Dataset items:
Begin

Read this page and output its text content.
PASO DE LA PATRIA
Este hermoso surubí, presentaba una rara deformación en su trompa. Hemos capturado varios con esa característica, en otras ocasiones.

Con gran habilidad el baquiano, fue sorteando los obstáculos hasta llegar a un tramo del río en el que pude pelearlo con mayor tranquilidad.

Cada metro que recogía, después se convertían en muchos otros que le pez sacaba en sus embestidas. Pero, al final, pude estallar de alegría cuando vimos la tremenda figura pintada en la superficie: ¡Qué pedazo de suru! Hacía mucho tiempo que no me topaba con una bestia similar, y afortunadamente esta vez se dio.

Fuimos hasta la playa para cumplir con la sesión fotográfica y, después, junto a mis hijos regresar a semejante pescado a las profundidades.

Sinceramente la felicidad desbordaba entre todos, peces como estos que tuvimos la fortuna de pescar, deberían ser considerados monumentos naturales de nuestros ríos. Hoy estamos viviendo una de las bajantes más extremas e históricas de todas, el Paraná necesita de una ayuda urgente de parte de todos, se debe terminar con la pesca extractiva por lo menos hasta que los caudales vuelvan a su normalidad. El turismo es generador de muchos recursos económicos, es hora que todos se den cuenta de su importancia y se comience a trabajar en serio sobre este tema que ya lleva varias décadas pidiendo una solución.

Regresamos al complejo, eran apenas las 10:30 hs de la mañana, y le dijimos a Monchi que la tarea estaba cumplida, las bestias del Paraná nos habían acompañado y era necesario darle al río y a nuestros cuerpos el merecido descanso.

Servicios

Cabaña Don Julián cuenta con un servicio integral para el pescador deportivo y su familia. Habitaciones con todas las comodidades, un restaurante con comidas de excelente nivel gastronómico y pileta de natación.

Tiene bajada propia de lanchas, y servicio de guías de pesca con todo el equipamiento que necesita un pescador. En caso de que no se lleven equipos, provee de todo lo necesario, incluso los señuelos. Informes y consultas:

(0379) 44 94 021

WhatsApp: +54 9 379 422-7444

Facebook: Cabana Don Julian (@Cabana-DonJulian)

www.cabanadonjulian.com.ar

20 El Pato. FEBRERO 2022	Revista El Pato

End

Stated exercise: Exact copies of all the records are required.

Complete output:
Read this page and output its text content.
PASO DE LA PATRIA
Este hermoso surubí, presentaba una rara deformación en su trompa. Hemos capturado varios con esa característica, en otras ocasiones.

Con gran habilidad el baquiano, fue sorteando los obstáculos hasta llegar a un tramo del río en el que pude pelearlo con mayor tranquilidad.

Cada metro que recogía, después se convertían en muchos otros que le pez sacaba en sus embestidas. Pero, al final, pude estallar de alegría cuando vimos la tremenda figura pintada en la superficie: ¡Qué pedazo de suru! Hacía mucho tiempo que no me topaba con una bestia similar, y afortunadamente esta vez se dio.

Fuimos hasta la playa para cumplir con la sesión fotográfica y, después, junto a mis hijos regresar a semejante pescado a las profundidades.

Sinceramente la felicidad desbordaba entre todos, peces como estos que tuvimos la fortuna de pescar, deberían ser considerados monumentos naturales de nuestros ríos. Hoy estamos viviendo una de las bajantes más extremas e históricas de todas, el Paraná necesita de una ayuda urgente de parte de todos, se debe terminar con la pesca extractiva por lo menos hasta que los caudales vuelvan a su normalidad. El turismo es generador de muchos recursos económicos, es hora que todos se den cuenta de su importancia y se comience a trabajar en serio sobre este tema que ya lleva varias décadas pidiendo una solución.

Regresamos al complejo, eran apenas las 10:30 hs de la mañana, y le dijimos a Monchi que la tarea estaba cumplida, las bestias del Paraná nos habían acompañado y era necesario darle al río y a nuestros cuerpos el merecido descanso.

Servicios

Cabaña Don Julián cuenta con un servicio integral para el pescador deportivo y su familia. Habitaciones con todas las comodidades, un restaurante con comidas de excelente nivel gastronómico y pileta de natación.

Tiene bajada propia de lanchas, y servicio de guías de pesca con todo el equipamiento que necesita un pescador. En caso de que no se lleven equipos, provee de todo lo necesario, incluso los señuelos. Informes y consultas:

(0379) 44 94 021

WhatsApp: +54 9 379 422-7444

Facebook: Cabana Don Julian (@Cabana-DonJulian)

www.cabanadonjulian.com.ar

20 El Pato. FEBRERO 2022	Revista El Pato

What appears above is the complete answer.